== Goal of the exercise ==
List, from the lines below, each one with "ypos" in it.

== Records for this task ==

* begin *

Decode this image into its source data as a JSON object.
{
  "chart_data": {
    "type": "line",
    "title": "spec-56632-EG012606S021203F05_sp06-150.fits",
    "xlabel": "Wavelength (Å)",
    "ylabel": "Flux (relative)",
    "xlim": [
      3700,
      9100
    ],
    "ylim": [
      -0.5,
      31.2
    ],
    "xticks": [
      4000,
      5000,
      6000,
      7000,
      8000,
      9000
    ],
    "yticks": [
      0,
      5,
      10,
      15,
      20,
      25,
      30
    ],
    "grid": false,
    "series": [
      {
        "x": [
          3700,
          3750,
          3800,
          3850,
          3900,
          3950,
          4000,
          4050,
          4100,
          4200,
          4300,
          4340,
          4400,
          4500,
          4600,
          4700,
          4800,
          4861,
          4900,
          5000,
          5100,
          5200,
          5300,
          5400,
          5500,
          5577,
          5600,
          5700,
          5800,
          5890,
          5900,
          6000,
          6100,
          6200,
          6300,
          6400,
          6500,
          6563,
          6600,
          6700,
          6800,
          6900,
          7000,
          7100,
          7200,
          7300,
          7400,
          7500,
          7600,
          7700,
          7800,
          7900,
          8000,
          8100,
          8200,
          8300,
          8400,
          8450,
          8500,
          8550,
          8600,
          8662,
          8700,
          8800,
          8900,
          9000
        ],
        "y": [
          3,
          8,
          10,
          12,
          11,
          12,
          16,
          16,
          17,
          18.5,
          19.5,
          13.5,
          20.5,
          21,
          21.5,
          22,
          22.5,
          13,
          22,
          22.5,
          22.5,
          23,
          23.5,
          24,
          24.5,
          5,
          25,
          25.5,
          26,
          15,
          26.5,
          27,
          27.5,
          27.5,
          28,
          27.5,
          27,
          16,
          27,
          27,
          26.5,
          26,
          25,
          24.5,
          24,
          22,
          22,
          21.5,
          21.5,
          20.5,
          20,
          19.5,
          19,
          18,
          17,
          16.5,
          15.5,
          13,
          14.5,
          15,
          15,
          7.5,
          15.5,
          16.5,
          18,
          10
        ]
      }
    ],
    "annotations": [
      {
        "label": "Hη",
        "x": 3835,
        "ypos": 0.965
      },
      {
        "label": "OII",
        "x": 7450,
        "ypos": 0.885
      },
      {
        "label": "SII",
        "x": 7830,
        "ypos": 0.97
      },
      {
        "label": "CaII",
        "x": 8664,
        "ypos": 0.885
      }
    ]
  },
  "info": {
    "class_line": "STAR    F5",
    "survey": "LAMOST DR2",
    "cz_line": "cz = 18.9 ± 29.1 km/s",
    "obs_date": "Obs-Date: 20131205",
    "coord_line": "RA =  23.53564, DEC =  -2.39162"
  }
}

* end *

== Solution for this task ==
        "ypos": 0.965
        "ypos": 0.885
        "ypos": 0.97
        "ypos": 0.885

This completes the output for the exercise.